### Written exercise
Return all of the data exactly, with nothing left out but the pictures.

### Exercise material
>>
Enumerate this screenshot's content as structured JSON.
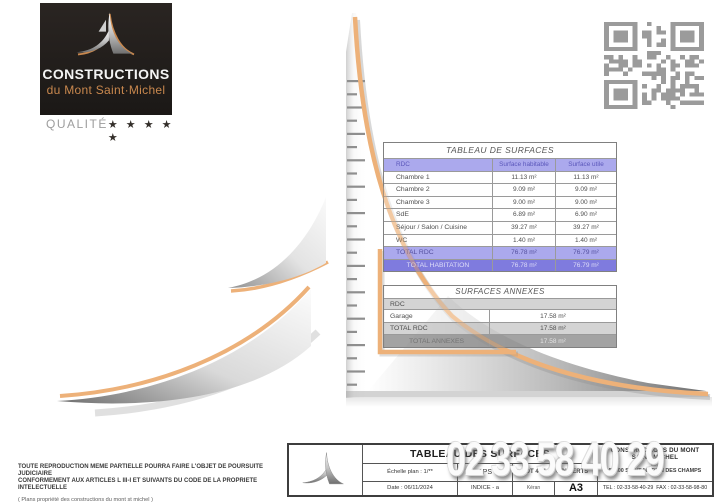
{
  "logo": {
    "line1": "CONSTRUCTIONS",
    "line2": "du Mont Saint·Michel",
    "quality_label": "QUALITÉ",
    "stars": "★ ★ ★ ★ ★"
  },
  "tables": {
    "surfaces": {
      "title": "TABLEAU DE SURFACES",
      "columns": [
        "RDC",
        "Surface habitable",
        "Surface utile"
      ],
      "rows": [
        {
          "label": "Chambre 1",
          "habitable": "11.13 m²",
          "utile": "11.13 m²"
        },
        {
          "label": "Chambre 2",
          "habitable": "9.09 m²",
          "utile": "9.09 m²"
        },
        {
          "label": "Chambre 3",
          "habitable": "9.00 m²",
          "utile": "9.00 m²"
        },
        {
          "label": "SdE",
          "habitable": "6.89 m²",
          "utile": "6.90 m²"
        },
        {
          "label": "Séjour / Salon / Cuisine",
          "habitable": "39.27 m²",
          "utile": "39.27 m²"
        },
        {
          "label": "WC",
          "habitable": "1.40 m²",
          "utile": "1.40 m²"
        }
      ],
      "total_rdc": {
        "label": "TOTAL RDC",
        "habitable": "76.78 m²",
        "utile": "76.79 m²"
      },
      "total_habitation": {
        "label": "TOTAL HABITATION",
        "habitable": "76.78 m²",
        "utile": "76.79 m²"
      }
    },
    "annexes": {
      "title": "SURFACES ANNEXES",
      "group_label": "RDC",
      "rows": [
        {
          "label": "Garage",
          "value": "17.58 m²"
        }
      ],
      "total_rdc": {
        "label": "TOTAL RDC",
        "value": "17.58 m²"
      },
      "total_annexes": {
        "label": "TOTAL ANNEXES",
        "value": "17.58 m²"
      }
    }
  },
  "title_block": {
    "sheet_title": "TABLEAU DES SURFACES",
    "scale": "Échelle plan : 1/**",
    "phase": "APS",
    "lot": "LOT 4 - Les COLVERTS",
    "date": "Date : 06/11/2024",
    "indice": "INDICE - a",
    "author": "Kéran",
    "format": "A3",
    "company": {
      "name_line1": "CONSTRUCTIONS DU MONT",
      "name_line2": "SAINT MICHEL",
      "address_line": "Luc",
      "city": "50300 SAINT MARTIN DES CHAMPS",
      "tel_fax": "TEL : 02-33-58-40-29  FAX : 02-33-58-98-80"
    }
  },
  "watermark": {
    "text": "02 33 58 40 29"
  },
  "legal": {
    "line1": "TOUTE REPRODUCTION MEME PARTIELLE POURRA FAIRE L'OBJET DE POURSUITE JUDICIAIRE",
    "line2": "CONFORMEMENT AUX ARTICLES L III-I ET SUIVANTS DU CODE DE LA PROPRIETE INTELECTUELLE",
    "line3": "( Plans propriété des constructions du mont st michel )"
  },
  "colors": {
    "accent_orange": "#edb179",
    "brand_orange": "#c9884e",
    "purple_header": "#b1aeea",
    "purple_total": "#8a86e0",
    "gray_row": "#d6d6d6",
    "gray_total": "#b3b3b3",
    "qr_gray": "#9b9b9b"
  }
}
<<
### Exercise response
Enumerate this screenshot's content as structured JSON.
{
  "logo": {
    "line1": "CONSTRUCTIONS",
    "line2": "du Mont Saint·Michel",
    "quality_label": "QUALITÉ",
    "stars": "★ ★ ★ ★ ★"
  },
  "tables": {
    "surfaces": {
      "title": "TABLEAU DE SURFACES",
      "columns": [
        "RDC",
        "Surface habitable",
        "Surface utile"
      ],
      "rows": [
        {
          "label": "Chambre 1",
          "habitable": "11.13 m²",
          "utile": "11.13 m²"
        },
        {
          "label": "Chambre 2",
          "habitable": "9.09 m²",
          "utile": "9.09 m²"
        },
        {
          "label": "Chambre 3",
          "habitable": "9.00 m²",
          "utile": "9.00 m²"
        },
        {
          "label": "SdE",
          "habitable": "6.89 m²",
          "utile": "6.90 m²"
        },
        {
          "label": "Séjour / Salon / Cuisine",
          "habitable": "39.27 m²",
          "utile": "39.27 m²"
        },
        {
          "label": "WC",
          "habitable": "1.40 m²",
          "utile": "1.40 m²"
        }
      ],
      "total_rdc": {
        "label": "TOTAL RDC",
        "habitable": "76.78 m²",
        "utile": "76.79 m²"
      },
      "total_habitation": {
        "label": "TOTAL HABITATION",
        "habitable": "76.78 m²",
        "utile": "76.79 m²"
      }
    },
    "annexes": {
      "title": "SURFACES ANNEXES",
      "group_label": "RDC",
      "rows": [
        {
          "label": "Garage",
          "value": "17.58 m²"
        }
      ],
      "total_rdc": {
        "label": "TOTAL RDC",
        "value": "17.58 m²"
      },
      "total_annexes": {
        "label": "TOTAL ANNEXES",
        "value": "17.58 m²"
      }
    }
  },
  "title_block": {
    "sheet_title": "TABLEAU DES SURFACES",
    "scale": "Échelle plan : 1/**",
    "phase": "APS",
    "lot": "LOT 4 - Les COLVERTS",
    "date": "Date : 06/11/2024",
    "indice": "INDICE - a",
    "author": "Kéran",
    "format": "A3",
    "company": {
      "name_line1": "CONSTRUCTIONS DU MONT",
      "name_line2": "SAINT MICHEL",
      "address_line": "Luc",
      "city": "50300 SAINT MARTIN DES CHAMPS",
      "tel_fax": "TEL : 02-33-58-40-29  FAX : 02-33-58-98-80"
    }
  },
  "watermark": {
    "text": "02 33 58 40 29"
  },
  "legal": {
    "line1": "TOUTE REPRODUCTION MEME PARTIELLE POURRA FAIRE L'OBJET DE POURSUITE JUDICIAIRE",
    "line2": "CONFORMEMENT AUX ARTICLES L III-I ET SUIVANTS DU CODE DE LA PROPRIETE INTELECTUELLE",
    "line3": "( Plans propriété des constructions du mont st michel )"
  },
  "colors": {
    "accent_orange": "#edb179",
    "brand_orange": "#c9884e",
    "purple_header": "#b1aeea",
    "purple_total": "#8a86e0",
    "gray_row": "#d6d6d6",
    "gray_total": "#b3b3b3",
    "qr_gray": "#9b9b9b"
  }
}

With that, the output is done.